MATERIAL SHOWN.
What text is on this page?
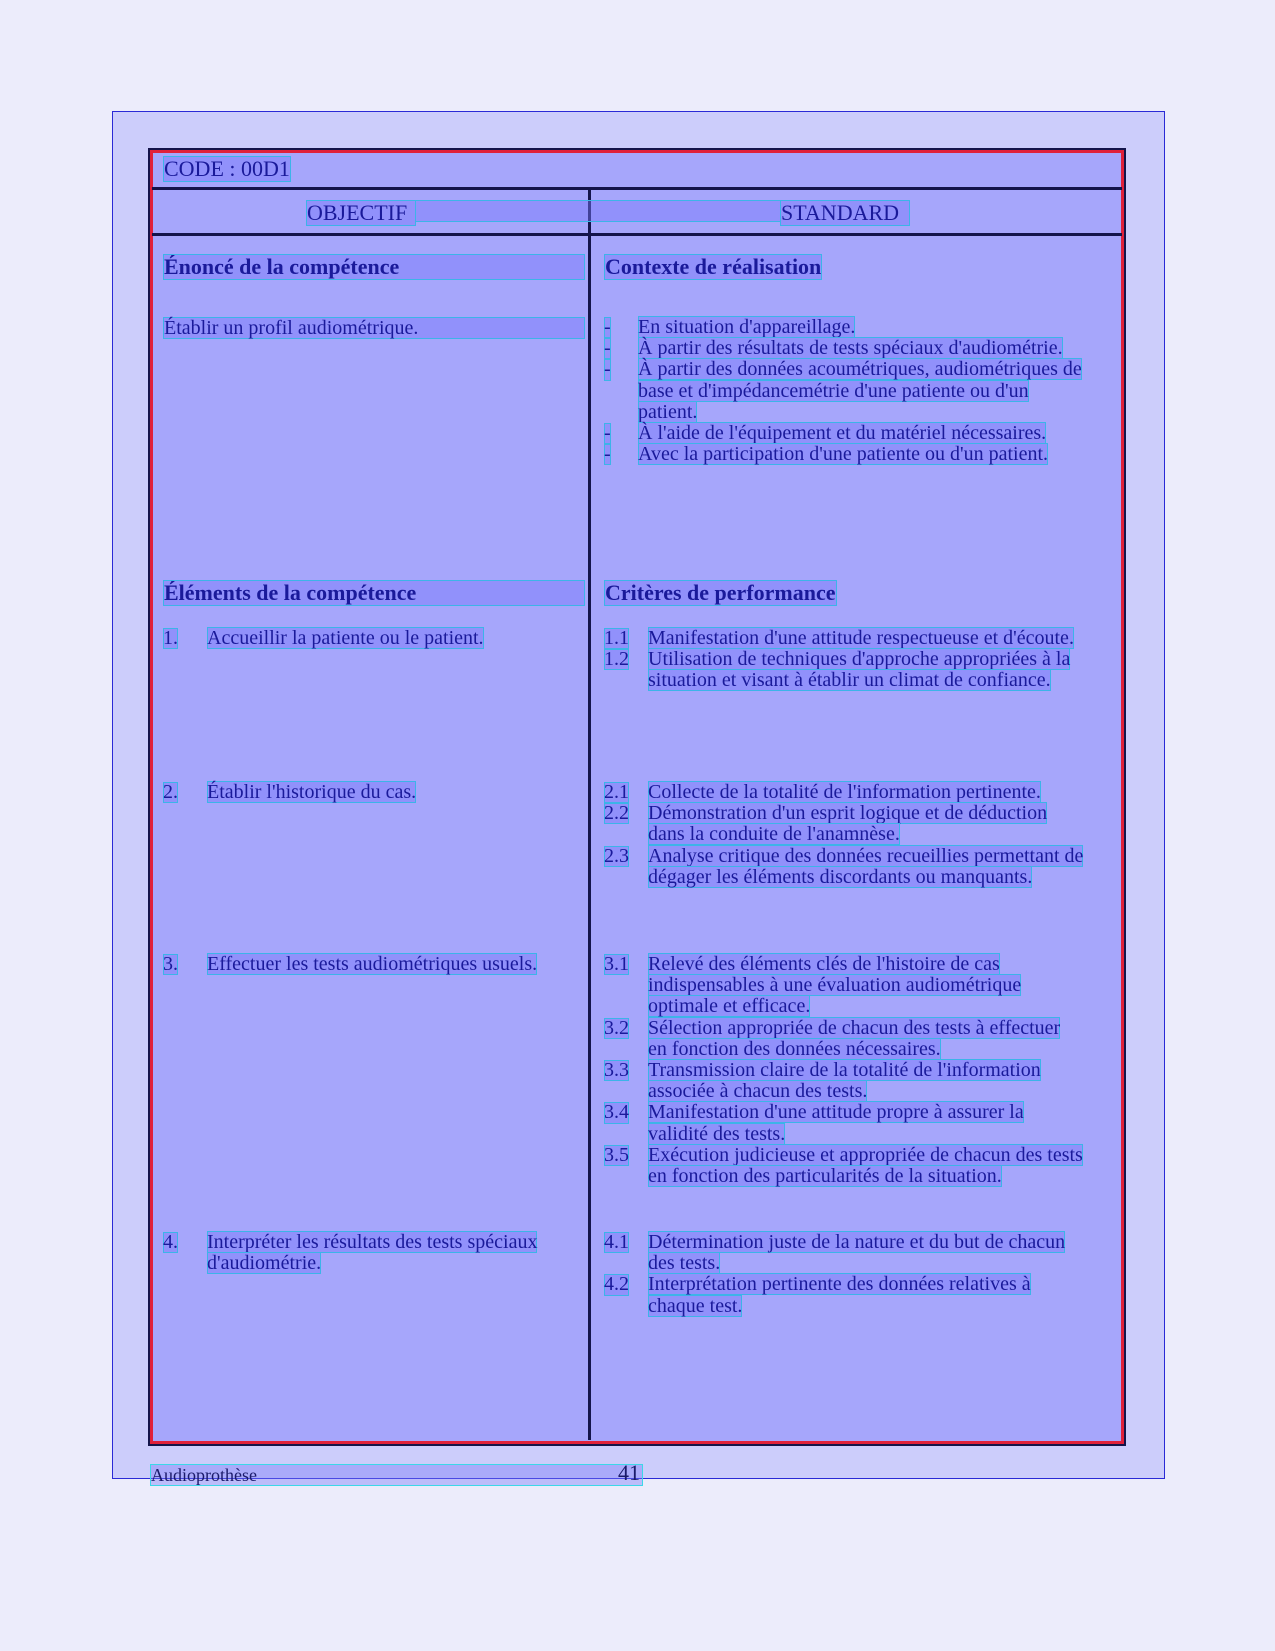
CODE : 00D1
OBJECTIF	STANDARD
Énoncé de la compétence	Contexte de réalisation
Établir un profil audiométrique.	- En situation d'appareillage.
- À partir des résultats de tests spéciaux d'audiométrie.
- À partir des données acoumétriques, audiométriques de base et d'impédancemétrie d'une patiente ou d'un patient.
- À l'aide de l'équipement et du matériel nécessaires.
- Avec la participation d'une patiente ou d'un patient.
Éléments de la compétence	Critères de performance
1.	Accueillir la patiente ou le patient.	1.1 Manifestation d'une attitude respectueuse et d'écoute.
1.2 Utilisation de techniques d'approche appropriées à la situation et visant à établir un climat de confiance.
2.	Établir l'historique du cas.	2.1 Collecte de la totalité de l'information pertinente.
2.2 Démonstration d'un esprit logique et de déduction dans la conduite de l'anamnèse.
2.3 Analyse critique des données recueillies permettant de dégager les éléments discordants ou manquants.
3.	Effectuer les tests audiométriques usuels.	3.1 Relevé des éléments clés de l'histoire de cas indispensables à une évaluation audiométrique optimale et efficace.
3.2 Sélection appropriée de chacun des tests à effectuer en fonction des données nécessaires.
3.3 Transmission claire de la totalité de l'information associée à chacun des tests.
3.4 Manifestation d'une attitude propre à assurer la validité des tests.
3.5 Exécution judicieuse et appropriée de chacun des tests en fonction des particularités de la situation.
4.	Interpréter les résultats des tests spéciaux d'audiométrie.
4.1 Détermination juste de la nature et du but de chacun des tests.
4.2 Interprétation pertinente des données relatives à chaque test.
Audioprothèse	41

TASK DESCRIPTION. Make an exact copy of the records above, with the pictures left out.

TASK SOLUTION.
What text is on this page?
CODE : 00D1
OBJECTIF	STANDARD
Énoncé de la compétence	Contexte de réalisation
Établir un profil audiométrique.	- En situation d'appareillage.
- À partir des résultats de tests spéciaux d'audiométrie.
- À partir des données acoumétriques, audiométriques de base et d'impédancemétrie d'une patiente ou d'un patient.
- À l'aide de l'équipement et du matériel nécessaires.
- Avec la participation d'une patiente ou d'un patient.
Éléments de la compétence	Critères de performance
1.	Accueillir la patiente ou le patient.	1.1 Manifestation d'une attitude respectueuse et d'écoute.
1.2 Utilisation de techniques d'approche appropriées à la situation et visant à établir un climat de confiance.
2.	Établir l'historique du cas.	2.1 Collecte de la totalité de l'information pertinente.
2.2 Démonstration d'un esprit logique et de déduction dans la conduite de l'anamnèse.
2.3 Analyse critique des données recueillies permettant de dégager les éléments discordants ou manquants.
3.	Effectuer les tests audiométriques usuels.	3.1 Relevé des éléments clés de l'histoire de cas indispensables à une évaluation audiométrique optimale et efficace.
3.2 Sélection appropriée de chacun des tests à effectuer en fonction des données nécessaires.
3.3 Transmission claire de la totalité de l'information associée à chacun des tests.
3.4 Manifestation d'une attitude propre à assurer la validité des tests.
3.5 Exécution judicieuse et appropriée de chacun des tests en fonction des particularités de la situation.
4.	Interpréter les résultats des tests spéciaux d'audiométrie.
4.1 Détermination juste de la nature et du but de chacun des tests.
4.2 Interprétation pertinente des données relatives à chaque test.
Audioprothèse	41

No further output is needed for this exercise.